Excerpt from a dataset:
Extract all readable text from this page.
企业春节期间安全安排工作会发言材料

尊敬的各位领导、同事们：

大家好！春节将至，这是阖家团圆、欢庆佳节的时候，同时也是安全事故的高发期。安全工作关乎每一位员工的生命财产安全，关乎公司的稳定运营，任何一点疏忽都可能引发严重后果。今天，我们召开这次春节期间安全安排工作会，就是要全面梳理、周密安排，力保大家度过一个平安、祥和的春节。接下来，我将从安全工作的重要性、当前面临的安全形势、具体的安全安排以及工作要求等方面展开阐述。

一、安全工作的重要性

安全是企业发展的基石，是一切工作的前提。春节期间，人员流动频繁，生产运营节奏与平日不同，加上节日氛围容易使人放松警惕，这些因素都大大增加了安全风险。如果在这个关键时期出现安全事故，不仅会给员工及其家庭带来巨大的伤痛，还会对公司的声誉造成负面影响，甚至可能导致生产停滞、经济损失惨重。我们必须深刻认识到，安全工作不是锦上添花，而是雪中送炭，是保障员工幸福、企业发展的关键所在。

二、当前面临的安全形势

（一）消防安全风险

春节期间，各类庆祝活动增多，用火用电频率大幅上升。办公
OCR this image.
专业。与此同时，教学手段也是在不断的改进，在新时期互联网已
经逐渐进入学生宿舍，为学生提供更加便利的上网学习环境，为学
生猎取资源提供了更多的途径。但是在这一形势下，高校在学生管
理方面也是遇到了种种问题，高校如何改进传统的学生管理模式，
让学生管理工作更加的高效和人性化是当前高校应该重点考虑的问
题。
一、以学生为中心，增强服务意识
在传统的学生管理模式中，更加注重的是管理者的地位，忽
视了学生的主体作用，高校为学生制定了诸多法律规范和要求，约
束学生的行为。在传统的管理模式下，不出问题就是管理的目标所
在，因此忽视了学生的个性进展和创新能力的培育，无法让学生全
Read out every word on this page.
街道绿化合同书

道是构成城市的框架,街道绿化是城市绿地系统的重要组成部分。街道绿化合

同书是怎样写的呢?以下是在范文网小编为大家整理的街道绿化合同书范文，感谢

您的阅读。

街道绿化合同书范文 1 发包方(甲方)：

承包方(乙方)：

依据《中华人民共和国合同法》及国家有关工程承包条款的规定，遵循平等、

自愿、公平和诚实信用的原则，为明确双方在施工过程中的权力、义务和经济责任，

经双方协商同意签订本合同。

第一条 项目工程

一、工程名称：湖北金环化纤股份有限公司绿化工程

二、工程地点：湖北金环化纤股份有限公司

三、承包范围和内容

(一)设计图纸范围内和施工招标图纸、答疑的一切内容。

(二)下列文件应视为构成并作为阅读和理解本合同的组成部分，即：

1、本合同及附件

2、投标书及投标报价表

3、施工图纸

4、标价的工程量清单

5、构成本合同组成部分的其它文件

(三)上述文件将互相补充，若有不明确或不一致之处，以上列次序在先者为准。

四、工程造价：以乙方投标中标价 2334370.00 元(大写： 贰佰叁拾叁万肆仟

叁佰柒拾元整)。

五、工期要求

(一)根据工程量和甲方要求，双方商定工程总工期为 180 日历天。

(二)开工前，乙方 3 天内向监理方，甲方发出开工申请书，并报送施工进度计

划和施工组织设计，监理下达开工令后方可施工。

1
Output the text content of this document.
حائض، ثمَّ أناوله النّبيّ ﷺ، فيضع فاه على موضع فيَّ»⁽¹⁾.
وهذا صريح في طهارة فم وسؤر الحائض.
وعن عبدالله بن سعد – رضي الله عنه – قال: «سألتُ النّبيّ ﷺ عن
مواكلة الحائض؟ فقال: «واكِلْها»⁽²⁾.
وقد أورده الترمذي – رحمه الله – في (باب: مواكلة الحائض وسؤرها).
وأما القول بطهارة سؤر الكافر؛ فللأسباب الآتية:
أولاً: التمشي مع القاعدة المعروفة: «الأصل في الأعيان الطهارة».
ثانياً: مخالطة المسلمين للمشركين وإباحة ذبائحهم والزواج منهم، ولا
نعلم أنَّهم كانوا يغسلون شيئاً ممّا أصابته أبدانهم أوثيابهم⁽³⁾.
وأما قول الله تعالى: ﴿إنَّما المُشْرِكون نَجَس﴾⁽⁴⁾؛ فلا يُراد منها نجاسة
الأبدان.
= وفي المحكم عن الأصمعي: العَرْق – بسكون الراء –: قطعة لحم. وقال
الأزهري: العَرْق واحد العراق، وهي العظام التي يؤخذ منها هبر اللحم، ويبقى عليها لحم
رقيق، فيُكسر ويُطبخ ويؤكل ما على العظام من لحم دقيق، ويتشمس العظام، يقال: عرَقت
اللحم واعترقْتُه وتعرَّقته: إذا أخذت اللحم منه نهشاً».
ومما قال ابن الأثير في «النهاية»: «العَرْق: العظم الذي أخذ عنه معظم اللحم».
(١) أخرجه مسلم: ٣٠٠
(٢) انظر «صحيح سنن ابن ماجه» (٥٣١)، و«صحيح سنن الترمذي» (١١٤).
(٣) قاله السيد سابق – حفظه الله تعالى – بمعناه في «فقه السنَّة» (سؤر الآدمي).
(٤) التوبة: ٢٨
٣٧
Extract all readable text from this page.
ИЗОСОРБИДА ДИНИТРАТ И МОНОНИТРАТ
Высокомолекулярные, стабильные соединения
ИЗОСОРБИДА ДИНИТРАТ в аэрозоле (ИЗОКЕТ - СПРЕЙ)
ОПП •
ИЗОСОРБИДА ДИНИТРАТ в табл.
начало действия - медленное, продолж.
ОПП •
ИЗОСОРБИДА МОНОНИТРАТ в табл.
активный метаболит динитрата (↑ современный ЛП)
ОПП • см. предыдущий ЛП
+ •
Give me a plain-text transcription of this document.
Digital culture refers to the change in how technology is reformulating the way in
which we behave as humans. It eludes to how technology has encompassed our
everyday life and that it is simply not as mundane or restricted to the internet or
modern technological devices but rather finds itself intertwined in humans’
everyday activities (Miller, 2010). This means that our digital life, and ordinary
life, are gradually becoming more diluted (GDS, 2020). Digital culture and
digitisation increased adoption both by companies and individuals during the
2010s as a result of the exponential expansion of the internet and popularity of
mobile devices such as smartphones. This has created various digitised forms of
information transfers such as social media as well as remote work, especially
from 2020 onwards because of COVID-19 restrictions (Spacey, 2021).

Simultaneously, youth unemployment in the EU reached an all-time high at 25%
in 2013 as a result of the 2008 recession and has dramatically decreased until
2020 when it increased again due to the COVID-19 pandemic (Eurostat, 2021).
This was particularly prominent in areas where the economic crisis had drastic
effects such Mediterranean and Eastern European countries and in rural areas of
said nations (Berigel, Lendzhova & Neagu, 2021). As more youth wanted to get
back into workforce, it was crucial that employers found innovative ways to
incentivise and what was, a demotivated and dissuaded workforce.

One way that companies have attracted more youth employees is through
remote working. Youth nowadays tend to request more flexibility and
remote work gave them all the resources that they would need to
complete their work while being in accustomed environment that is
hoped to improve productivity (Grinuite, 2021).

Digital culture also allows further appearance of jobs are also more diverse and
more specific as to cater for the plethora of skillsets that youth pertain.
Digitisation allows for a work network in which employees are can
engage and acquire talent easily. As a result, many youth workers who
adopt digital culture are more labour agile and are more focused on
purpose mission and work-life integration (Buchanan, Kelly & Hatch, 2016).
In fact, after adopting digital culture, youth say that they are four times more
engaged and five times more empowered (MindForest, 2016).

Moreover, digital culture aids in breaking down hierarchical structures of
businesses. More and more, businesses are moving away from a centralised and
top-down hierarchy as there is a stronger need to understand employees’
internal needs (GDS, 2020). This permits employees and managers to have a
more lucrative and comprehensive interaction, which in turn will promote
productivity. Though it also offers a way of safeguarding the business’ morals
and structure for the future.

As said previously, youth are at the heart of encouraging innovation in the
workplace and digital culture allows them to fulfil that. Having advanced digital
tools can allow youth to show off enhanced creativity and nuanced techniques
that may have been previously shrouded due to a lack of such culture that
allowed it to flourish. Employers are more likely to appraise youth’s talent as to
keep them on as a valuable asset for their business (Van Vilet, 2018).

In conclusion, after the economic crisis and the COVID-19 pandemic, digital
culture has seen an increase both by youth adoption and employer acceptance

Exercise objective: Go through the listing above and list every line that has the word "companies".

Answer to the exercise:
digitisation increased adoption both by companies and individuals during the
One way that companies have attracted more youth employees is through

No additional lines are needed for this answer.